Can you retype all of the data below line for line, changing no characters?
========================================
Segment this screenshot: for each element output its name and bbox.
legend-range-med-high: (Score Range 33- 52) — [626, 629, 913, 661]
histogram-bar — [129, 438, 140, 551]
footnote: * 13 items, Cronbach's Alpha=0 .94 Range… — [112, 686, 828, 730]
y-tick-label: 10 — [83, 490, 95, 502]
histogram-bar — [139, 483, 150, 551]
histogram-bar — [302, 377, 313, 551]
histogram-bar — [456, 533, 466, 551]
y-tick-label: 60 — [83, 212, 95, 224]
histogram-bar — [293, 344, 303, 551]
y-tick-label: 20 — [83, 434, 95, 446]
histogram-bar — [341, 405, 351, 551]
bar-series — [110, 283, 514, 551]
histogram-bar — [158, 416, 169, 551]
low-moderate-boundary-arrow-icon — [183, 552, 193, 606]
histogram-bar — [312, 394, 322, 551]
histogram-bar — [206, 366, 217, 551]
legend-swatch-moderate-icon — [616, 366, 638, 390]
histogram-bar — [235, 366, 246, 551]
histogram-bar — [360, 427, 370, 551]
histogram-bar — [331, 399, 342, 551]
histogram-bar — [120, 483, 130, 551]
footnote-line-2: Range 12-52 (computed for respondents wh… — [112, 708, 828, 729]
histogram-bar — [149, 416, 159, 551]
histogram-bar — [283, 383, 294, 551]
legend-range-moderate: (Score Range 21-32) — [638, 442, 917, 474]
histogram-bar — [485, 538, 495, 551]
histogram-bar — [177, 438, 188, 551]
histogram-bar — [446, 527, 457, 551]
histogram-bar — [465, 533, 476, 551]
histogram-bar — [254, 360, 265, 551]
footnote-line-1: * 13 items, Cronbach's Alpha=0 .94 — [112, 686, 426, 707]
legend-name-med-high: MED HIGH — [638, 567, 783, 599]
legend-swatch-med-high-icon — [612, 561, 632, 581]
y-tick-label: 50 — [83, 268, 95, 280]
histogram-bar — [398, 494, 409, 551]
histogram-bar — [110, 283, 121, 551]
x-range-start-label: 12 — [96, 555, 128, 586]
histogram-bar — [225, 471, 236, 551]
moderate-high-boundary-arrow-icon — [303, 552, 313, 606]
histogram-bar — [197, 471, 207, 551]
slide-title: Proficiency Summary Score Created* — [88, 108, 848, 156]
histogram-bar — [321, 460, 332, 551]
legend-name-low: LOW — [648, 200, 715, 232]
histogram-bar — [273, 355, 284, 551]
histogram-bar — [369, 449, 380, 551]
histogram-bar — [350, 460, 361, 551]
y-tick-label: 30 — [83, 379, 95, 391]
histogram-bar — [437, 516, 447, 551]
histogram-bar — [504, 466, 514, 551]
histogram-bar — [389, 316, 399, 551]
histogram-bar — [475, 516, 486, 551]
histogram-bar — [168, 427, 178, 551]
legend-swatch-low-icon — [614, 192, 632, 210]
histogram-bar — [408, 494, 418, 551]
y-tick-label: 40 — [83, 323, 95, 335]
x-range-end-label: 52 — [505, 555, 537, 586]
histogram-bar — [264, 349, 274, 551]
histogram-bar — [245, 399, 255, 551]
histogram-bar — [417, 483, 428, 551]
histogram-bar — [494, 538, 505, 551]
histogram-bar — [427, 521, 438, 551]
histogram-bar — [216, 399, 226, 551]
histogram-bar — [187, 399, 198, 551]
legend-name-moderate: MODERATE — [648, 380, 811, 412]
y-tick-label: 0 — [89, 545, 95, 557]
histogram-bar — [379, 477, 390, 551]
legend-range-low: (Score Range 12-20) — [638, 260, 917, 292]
========================================
**FULL SOLUTION**.
Segment this screenshot: for each element output its name and bbox.
legend-range-med-high: (Score Range 33- 52) — [626, 629, 913, 661]
histogram-bar — [129, 438, 140, 551]
footnote: * 13 items, Cronbach's Alpha=0 .94 Range… — [112, 686, 828, 730]
y-tick-label: 10 — [83, 490, 95, 502]
histogram-bar — [139, 483, 150, 551]
histogram-bar — [302, 377, 313, 551]
histogram-bar — [456, 533, 466, 551]
y-tick-label: 60 — [83, 212, 95, 224]
histogram-bar — [293, 344, 303, 551]
y-tick-label: 20 — [83, 434, 95, 446]
histogram-bar — [341, 405, 351, 551]
bar-series — [110, 283, 514, 551]
histogram-bar — [158, 416, 169, 551]
low-moderate-boundary-arrow-icon — [183, 552, 193, 606]
histogram-bar — [312, 394, 322, 551]
histogram-bar — [206, 366, 217, 551]
legend-swatch-moderate-icon — [616, 366, 638, 390]
histogram-bar — [235, 366, 246, 551]
histogram-bar — [360, 427, 370, 551]
histogram-bar — [331, 399, 342, 551]
histogram-bar — [120, 483, 130, 551]
footnote-line-2: Range 12-52 (computed for respondents wh… — [112, 708, 828, 729]
histogram-bar — [149, 416, 159, 551]
histogram-bar — [283, 383, 294, 551]
legend-range-moderate: (Score Range 21-32) — [638, 442, 917, 474]
histogram-bar — [485, 538, 495, 551]
histogram-bar — [177, 438, 188, 551]
histogram-bar — [446, 527, 457, 551]
histogram-bar — [465, 533, 476, 551]
histogram-bar — [254, 360, 265, 551]
footnote-line-1: * 13 items, Cronbach's Alpha=0 .94 — [112, 686, 426, 707]
legend-name-med-high: MED HIGH — [638, 567, 783, 599]
legend-swatch-med-high-icon — [612, 561, 632, 581]
y-tick-label: 50 — [83, 268, 95, 280]
histogram-bar — [398, 494, 409, 551]
histogram-bar — [110, 283, 121, 551]
x-range-start-label: 12 — [96, 555, 128, 586]
histogram-bar — [225, 471, 236, 551]
moderate-high-boundary-arrow-icon — [303, 552, 313, 606]
histogram-bar — [197, 471, 207, 551]
slide-title: Proficiency Summary Score Created* — [88, 108, 848, 156]
histogram-bar — [321, 460, 332, 551]
legend-name-low: LOW — [648, 200, 715, 232]
histogram-bar — [273, 355, 284, 551]
histogram-bar — [369, 449, 380, 551]
histogram-bar — [350, 460, 361, 551]
y-tick-label: 30 — [83, 379, 95, 391]
histogram-bar — [437, 516, 447, 551]
histogram-bar — [504, 466, 514, 551]
histogram-bar — [389, 316, 399, 551]
histogram-bar — [475, 516, 486, 551]
histogram-bar — [168, 427, 178, 551]
legend-swatch-low-icon — [614, 192, 632, 210]
histogram-bar — [408, 494, 418, 551]
y-tick-label: 40 — [83, 323, 95, 335]
x-range-end-label: 52 — [505, 555, 537, 586]
histogram-bar — [264, 349, 274, 551]
histogram-bar — [245, 399, 255, 551]
histogram-bar — [417, 483, 428, 551]
histogram-bar — [494, 538, 505, 551]
histogram-bar — [427, 521, 438, 551]
histogram-bar — [216, 399, 226, 551]
histogram-bar — [187, 399, 198, 551]
legend-name-moderate: MODERATE — [648, 380, 811, 412]
y-tick-label: 0 — [89, 545, 95, 557]
histogram-bar — [379, 477, 390, 551]
legend-range-low: (Score Range 12-20) — [638, 260, 917, 292]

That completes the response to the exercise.